- Entries shown

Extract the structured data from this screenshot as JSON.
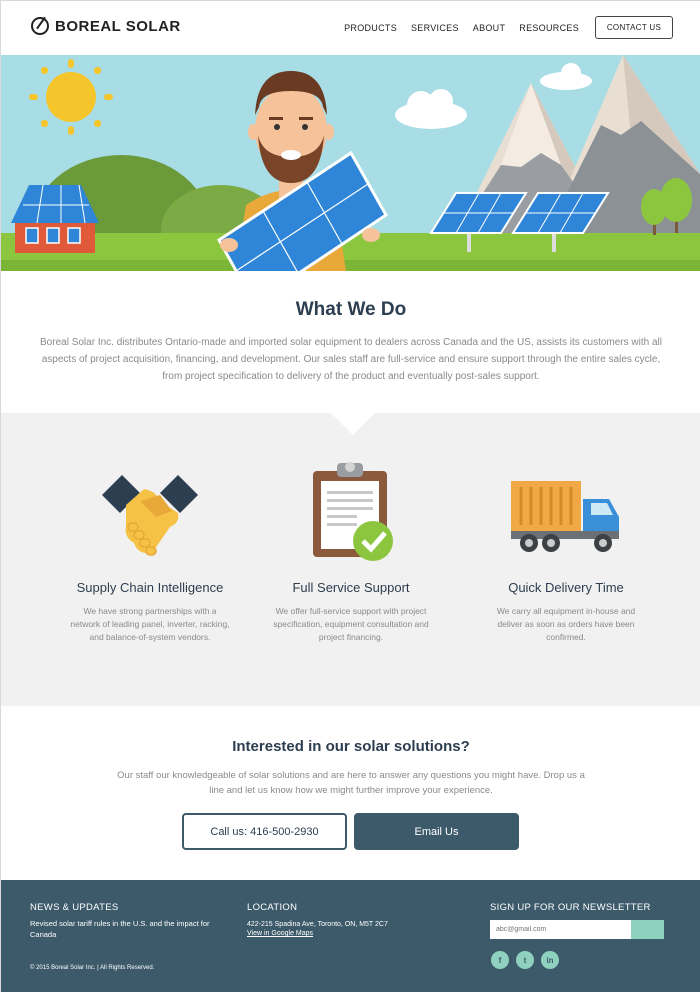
{
  "brand": {
    "name": "BOREAL SOLAR"
  },
  "nav": {
    "items": [
      "PRODUCTS",
      "SERVICES",
      "ABOUT",
      "RESOURCES"
    ],
    "contact_label": "CONTACT US"
  },
  "what_we_do": {
    "title": "What We Do",
    "text": "Boreal Solar Inc. distributes Ontario-made and imported solar equipment to dealers across Canada and the US, assists its customers with all aspects of project acquisition, financing, and development. Our sales staff are full-service and ensure support through the entire sales cycle, from project specification to delivery of the product and eventually post-sales support."
  },
  "features": [
    {
      "title": "Supply Chain Intelligence",
      "text": "We have strong partnerships with a network of leading panel, inverter, racking, and balance-of-system vendors.",
      "icon": "handshake-icon"
    },
    {
      "title": "Full Service Support",
      "text": "We offer full-service support with project specification, equipment consultation and project financing.",
      "icon": "clipboard-check-icon"
    },
    {
      "title": "Quick Delivery Time",
      "text": "We carry all equipment in-house and deliver as soon as orders have been confirmed.",
      "icon": "truck-icon"
    }
  ],
  "cta": {
    "title": "Interested in our solar solutions?",
    "text": "Our staff our knowledgeable of solar solutions and are here to answer any questions you might have. Drop us a line and let us know how we might further improve your experience.",
    "call_label": "Call us:  416-500-2930",
    "email_label": "Email Us"
  },
  "footer": {
    "news_title": "NEWS & UPDATES",
    "news_text": "Revised solar tariff rules in the U.S. and the impact for Canada",
    "location_title": "LOCATION",
    "address": "422-215 Spadina Ave, Toronto, ON, M5T 2C7",
    "maps_link": "View in Google Maps",
    "newsletter_title": "SIGN UP FOR OUR NEWSLETTER",
    "newsletter_placeholder": "abc@gmail.com",
    "copyright": "© 2015 Boreal Solar Inc. | All Rights Reserved.",
    "social": [
      "f",
      "t",
      "in"
    ]
  },
  "colors": {
    "primary": "#3d5a6b",
    "accent": "#8fd1bf",
    "sky": "#a8dde5",
    "grass": "#8cc63f"
  }
}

- Work instructions
Copy and report every line where the word "have" is present.

- Output below
      "text": "We have strong partnerships with a network of leading panel, inverter, racking, and balance-of-system vendors.",
      "text": "We carry all equipment in-house and deliver as soon as orders have been confirmed.",
    "text": "Our staff our knowledgeable of solar solutions and are here to answer any questions you might have. Drop us a line and let us know how we might further improve your experience.",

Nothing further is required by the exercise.